__MATERIAL SUPPLIED__.

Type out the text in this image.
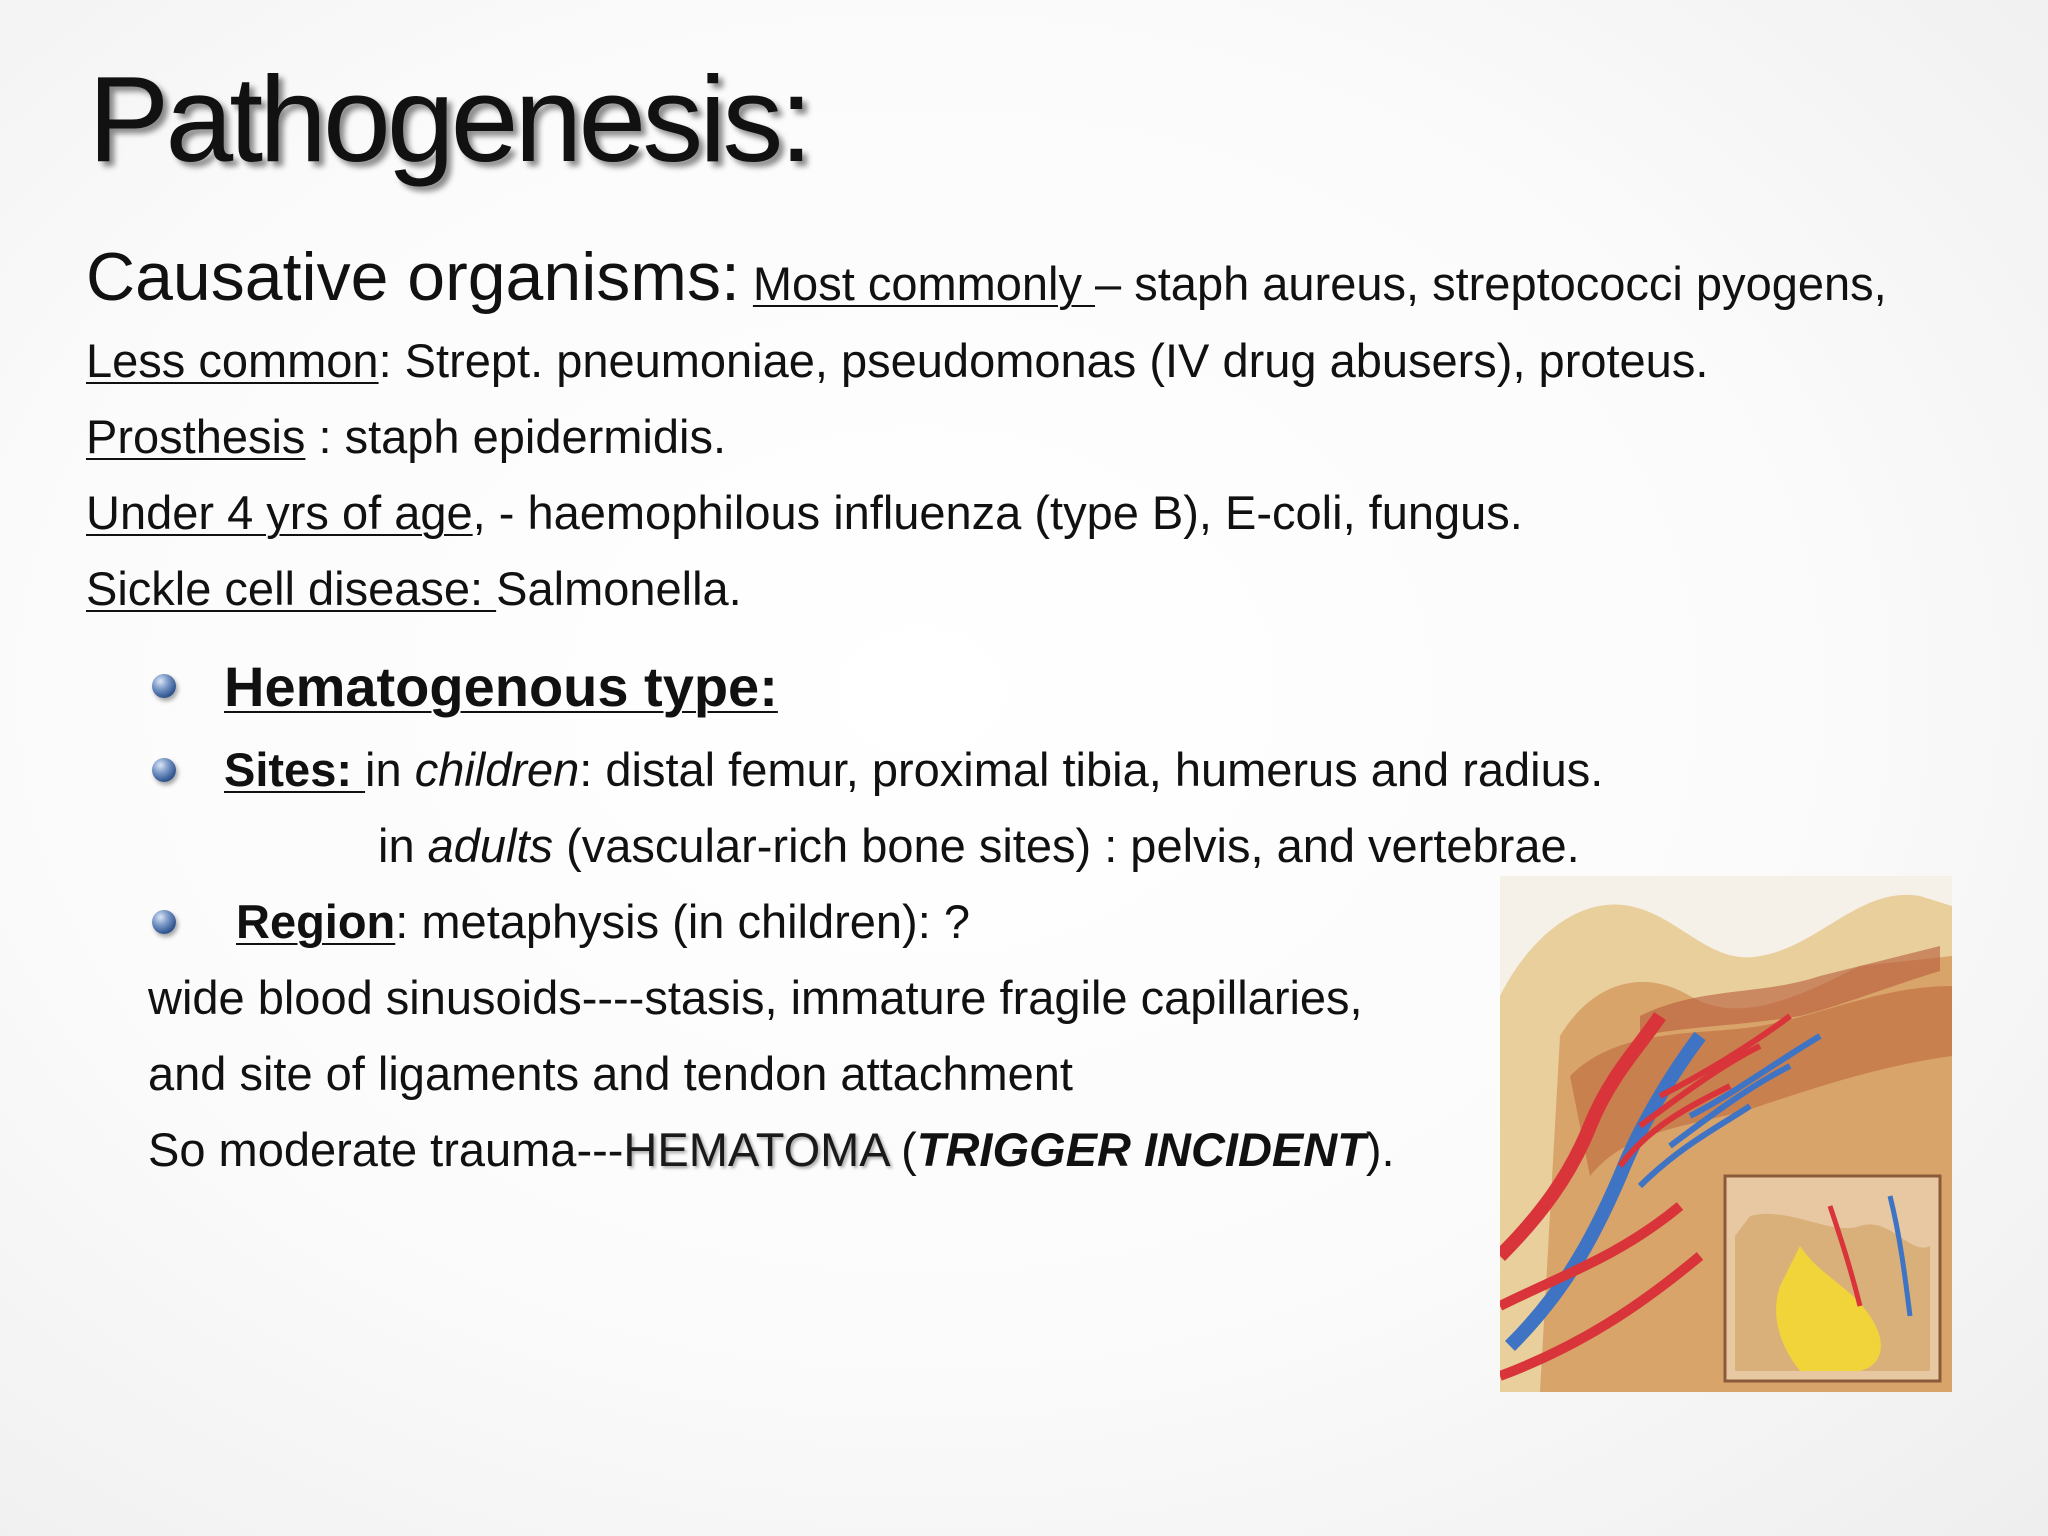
Pathogenesis:
Causative organisms: Most commonly – staph aureus, streptococci pyogens,
Less common: Strept. pneumoniae, pseudomonas (IV drug abusers), proteus.
Prosthesis : staph epidermidis.
Under 4 yrs of age, - haemophilous influenza (type B), E-coli, fungus.
Sickle cell disease: Salmonella.
Hematogenous type:
Sites: in children: distal femur, proximal tibia, humerus and radius.
in adults (vascular-rich bone sites) : pelvis, and vertebrae.
Region: metaphysis (in children): ?
wide blood sinusoids----stasis, immature fragile capillaries,
and site of ligaments and tendon attachment
So moderate trauma---HEMATOMA (TRIGGER INCIDENT).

__ABOUT THIS EXERCISE__. Copy out each line from the listing that contains the string "children".

__OUTPUT OF THE TASK__.
Sites: in children: distal femur, proximal tibia, humerus and radius.
Region: metaphysis (in children): ?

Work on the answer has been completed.